From the listing below, copy every line with the word "this".

> **Information shown**:
__________________________________________________

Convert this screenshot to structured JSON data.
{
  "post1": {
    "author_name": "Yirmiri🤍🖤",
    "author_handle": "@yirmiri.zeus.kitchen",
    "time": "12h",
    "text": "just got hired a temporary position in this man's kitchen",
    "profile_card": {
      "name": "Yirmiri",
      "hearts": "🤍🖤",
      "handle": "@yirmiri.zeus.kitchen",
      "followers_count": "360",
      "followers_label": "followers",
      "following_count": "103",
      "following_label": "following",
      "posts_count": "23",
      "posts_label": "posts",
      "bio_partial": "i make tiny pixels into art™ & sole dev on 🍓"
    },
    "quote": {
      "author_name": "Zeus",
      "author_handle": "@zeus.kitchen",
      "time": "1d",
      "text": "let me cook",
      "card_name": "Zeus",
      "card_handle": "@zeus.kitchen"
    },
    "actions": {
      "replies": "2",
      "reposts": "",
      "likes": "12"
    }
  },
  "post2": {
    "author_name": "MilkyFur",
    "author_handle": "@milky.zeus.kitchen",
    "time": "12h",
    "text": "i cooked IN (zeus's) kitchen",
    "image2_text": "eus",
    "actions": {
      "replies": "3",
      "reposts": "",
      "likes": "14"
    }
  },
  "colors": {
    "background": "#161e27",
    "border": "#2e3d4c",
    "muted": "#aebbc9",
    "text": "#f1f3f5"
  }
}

__________________________________________________

> **Exercise output**:
Convert this screenshot to structured JSON data.
    "text": "just got hired a temporary position in this man's kitchen",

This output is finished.